>> start Information given

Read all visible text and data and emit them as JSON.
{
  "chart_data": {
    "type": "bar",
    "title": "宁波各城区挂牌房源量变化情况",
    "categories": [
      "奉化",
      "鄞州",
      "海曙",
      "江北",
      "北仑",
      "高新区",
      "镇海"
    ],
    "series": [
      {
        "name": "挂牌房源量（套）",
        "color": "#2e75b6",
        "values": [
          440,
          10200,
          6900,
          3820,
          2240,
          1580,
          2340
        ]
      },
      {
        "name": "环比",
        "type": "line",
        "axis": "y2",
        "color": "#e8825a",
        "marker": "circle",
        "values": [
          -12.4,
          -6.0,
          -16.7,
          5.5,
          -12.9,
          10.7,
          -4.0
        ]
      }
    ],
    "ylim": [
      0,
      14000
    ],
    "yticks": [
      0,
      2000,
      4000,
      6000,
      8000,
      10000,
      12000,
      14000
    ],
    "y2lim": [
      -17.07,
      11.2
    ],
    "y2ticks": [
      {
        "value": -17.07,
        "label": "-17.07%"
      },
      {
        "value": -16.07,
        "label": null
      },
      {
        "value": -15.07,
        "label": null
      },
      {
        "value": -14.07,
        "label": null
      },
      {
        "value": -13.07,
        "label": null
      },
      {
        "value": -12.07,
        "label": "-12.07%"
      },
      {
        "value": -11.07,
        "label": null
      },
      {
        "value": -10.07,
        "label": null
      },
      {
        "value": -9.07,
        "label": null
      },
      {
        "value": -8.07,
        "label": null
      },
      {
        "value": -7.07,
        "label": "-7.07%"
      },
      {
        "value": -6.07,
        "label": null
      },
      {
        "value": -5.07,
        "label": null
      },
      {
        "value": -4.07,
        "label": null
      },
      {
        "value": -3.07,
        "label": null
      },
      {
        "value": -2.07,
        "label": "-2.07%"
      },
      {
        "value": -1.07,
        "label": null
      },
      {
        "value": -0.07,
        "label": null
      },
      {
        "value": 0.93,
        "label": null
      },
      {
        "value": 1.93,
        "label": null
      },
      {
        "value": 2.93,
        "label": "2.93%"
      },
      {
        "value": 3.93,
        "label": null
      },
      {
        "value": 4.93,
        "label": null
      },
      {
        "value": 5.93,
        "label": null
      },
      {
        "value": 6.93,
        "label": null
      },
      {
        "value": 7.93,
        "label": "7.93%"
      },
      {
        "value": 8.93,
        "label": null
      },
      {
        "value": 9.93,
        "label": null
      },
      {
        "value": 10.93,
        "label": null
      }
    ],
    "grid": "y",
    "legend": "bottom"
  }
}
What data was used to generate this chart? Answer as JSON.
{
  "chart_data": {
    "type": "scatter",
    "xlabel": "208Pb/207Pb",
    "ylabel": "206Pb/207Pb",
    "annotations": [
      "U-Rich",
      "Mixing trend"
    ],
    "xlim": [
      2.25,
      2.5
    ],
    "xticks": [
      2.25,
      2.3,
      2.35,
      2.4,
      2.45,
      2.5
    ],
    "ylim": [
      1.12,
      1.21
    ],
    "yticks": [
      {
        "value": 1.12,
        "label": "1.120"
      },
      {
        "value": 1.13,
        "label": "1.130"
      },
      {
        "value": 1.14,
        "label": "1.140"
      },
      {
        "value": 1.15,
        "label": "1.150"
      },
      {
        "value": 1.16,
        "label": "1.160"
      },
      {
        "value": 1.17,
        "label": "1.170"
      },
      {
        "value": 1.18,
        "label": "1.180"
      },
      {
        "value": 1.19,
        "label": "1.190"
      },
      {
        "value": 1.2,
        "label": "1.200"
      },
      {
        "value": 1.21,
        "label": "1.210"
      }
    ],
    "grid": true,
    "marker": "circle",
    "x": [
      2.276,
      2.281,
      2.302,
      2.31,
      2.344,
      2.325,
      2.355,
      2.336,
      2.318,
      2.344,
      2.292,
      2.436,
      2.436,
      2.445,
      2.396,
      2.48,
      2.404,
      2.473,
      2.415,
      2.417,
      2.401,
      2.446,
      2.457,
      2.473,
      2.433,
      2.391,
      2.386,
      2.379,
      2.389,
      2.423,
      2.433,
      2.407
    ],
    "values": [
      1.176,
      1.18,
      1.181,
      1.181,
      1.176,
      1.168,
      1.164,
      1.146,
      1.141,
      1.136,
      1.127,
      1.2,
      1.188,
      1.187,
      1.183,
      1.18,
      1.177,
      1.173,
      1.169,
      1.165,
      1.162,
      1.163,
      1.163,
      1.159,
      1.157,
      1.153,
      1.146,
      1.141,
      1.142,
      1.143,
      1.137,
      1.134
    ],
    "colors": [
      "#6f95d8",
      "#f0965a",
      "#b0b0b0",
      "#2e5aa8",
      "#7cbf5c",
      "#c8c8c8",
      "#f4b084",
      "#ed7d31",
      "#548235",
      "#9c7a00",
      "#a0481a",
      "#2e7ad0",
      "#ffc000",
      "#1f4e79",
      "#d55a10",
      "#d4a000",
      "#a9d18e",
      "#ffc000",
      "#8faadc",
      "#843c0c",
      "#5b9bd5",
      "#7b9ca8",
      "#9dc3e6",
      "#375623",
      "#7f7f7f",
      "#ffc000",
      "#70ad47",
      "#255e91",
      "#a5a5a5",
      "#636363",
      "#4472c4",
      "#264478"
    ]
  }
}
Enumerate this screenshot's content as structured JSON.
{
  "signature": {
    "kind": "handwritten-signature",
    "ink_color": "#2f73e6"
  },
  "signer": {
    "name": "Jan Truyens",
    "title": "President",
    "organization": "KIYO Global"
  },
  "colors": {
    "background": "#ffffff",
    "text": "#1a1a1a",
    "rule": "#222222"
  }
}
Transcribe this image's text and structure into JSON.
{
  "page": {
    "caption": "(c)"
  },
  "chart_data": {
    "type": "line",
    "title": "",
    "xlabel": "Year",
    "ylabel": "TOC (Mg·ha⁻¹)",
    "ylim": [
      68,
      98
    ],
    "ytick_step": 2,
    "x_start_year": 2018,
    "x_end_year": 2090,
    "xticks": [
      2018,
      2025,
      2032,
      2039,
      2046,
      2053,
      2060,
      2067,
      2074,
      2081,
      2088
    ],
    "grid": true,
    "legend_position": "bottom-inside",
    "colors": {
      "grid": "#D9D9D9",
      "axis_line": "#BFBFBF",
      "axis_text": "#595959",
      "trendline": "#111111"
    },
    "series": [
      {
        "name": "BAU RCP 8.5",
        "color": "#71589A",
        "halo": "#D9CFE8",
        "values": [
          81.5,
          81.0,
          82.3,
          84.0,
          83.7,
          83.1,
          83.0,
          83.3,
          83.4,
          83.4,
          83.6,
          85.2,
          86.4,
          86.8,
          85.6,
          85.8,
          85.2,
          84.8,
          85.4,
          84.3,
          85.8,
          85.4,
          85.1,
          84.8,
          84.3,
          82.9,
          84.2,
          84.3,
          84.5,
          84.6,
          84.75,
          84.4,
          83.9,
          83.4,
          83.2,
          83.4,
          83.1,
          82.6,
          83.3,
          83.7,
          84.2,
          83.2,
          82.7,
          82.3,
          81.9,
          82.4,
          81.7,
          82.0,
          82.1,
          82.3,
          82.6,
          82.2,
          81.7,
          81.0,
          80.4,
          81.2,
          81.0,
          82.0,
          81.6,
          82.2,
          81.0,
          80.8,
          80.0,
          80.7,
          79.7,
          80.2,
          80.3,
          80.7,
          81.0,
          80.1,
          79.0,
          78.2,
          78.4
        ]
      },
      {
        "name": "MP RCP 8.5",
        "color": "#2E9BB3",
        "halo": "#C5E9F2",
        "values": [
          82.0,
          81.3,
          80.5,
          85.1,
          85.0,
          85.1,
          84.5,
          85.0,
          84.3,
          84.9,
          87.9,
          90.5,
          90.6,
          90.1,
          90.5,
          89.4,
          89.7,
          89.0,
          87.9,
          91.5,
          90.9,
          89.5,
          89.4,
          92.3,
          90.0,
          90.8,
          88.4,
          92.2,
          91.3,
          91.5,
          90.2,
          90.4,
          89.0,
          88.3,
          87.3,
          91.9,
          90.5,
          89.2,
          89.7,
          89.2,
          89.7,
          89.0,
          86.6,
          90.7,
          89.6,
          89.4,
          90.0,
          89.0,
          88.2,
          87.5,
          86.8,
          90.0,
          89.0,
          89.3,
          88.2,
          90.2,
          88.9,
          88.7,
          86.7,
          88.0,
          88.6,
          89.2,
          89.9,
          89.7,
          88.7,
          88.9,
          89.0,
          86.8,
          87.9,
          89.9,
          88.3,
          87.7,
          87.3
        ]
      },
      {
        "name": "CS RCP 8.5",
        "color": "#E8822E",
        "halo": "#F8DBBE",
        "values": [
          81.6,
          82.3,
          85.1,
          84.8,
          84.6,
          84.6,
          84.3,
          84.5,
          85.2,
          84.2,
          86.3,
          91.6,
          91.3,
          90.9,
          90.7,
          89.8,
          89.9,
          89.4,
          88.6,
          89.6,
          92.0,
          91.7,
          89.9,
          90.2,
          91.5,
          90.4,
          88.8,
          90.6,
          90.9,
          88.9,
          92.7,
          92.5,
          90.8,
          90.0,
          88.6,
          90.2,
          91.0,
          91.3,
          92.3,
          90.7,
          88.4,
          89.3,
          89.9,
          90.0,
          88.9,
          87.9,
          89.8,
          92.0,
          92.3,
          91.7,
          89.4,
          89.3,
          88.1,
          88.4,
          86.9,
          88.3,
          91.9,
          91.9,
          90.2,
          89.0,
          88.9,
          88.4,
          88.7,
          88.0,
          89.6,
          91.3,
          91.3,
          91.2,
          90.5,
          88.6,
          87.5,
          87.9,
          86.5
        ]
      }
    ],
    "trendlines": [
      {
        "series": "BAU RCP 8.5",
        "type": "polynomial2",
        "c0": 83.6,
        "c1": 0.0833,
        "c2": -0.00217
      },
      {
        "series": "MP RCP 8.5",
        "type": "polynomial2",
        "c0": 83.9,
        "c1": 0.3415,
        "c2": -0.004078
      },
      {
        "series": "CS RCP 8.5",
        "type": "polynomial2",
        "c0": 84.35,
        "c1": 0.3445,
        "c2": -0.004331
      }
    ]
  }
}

>> end Information given

Of all the lines in the entries, how many contain the word "halo"? Give only the number.

3